■ SUPPLIED MATERIAL
┌────────
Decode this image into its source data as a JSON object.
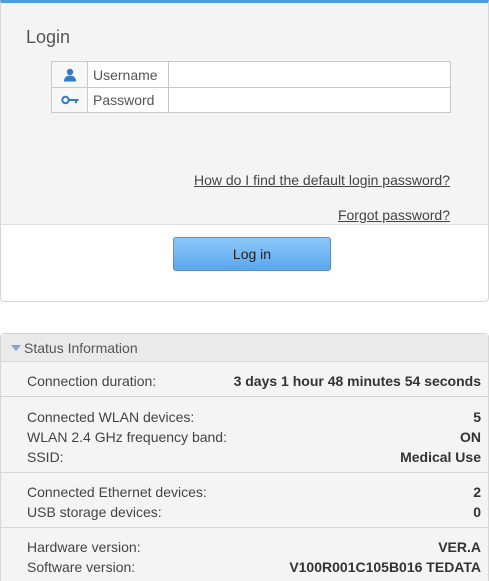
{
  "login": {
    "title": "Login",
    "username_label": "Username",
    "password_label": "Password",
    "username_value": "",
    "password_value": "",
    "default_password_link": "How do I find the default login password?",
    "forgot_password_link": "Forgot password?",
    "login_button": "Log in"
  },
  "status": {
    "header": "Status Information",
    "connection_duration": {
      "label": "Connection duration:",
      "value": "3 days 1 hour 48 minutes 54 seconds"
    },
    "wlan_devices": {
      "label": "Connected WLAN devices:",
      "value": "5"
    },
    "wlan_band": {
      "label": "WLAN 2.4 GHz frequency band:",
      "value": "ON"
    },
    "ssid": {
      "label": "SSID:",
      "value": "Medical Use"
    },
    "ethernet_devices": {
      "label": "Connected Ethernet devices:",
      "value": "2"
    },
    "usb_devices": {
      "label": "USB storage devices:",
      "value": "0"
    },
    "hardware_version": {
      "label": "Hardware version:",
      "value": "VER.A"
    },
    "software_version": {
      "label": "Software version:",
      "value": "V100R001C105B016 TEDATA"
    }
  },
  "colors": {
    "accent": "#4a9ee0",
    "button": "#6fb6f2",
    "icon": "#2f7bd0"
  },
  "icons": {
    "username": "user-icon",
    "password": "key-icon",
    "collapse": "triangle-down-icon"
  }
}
└────────
┌────────
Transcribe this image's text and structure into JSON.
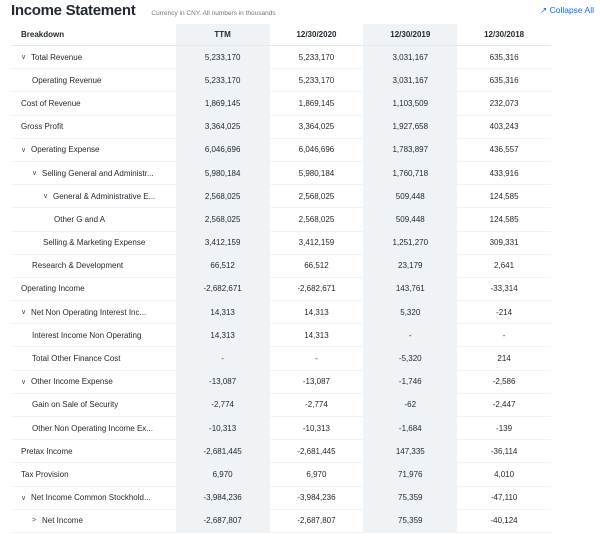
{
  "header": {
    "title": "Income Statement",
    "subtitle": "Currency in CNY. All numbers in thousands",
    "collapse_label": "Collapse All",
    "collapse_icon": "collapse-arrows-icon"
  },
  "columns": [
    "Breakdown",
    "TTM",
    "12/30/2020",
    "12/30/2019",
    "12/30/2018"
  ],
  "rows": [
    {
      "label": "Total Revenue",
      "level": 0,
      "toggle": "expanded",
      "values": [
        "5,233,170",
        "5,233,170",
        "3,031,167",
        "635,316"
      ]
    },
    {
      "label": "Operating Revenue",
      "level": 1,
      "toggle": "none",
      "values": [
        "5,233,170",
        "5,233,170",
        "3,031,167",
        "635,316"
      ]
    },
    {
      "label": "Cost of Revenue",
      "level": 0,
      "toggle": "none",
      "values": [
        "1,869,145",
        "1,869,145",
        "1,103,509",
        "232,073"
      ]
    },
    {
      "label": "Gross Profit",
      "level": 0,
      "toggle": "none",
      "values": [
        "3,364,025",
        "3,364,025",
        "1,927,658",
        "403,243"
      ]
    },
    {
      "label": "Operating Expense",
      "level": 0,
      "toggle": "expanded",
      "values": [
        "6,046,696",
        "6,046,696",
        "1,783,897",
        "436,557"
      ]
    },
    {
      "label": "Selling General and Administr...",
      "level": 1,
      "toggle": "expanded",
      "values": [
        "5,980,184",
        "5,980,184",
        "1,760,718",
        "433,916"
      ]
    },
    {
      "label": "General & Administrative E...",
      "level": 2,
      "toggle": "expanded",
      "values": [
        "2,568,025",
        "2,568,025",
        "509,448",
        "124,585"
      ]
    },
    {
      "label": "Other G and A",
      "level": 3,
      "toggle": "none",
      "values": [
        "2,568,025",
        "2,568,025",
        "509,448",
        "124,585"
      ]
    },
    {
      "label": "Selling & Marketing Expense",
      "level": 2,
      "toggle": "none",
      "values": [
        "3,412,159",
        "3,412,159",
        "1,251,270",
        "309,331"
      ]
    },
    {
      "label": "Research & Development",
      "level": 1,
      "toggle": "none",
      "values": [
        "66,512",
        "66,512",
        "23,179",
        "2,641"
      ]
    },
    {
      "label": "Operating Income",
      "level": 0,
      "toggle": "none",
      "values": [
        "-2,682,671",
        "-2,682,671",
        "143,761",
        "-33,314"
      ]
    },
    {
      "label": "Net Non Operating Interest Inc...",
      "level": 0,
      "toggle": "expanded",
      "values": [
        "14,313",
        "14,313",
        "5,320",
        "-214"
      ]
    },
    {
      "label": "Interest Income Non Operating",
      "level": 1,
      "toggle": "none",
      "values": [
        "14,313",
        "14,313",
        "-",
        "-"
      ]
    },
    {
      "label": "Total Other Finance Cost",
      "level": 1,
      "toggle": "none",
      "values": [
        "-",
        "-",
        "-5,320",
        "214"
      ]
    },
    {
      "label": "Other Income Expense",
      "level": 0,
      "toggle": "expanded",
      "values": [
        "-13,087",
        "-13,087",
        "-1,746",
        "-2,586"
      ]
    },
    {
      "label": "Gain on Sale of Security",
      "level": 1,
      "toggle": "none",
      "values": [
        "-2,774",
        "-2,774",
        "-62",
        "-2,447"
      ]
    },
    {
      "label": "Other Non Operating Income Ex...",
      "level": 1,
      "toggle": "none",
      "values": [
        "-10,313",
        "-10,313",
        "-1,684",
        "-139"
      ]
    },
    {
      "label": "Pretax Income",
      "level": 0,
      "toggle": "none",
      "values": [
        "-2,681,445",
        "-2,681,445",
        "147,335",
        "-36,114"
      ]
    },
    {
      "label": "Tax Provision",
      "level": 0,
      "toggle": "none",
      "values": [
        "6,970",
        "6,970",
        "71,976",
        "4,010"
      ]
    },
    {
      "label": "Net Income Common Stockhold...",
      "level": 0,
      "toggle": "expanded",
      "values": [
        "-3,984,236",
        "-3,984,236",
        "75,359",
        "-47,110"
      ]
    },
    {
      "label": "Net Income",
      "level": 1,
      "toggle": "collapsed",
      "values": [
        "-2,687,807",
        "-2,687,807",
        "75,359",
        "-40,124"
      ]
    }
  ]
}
└────────
■ DIRECTION
Only the number is required: the count of lines containing the word "Revenue".

■ WORKED SOLUTION
3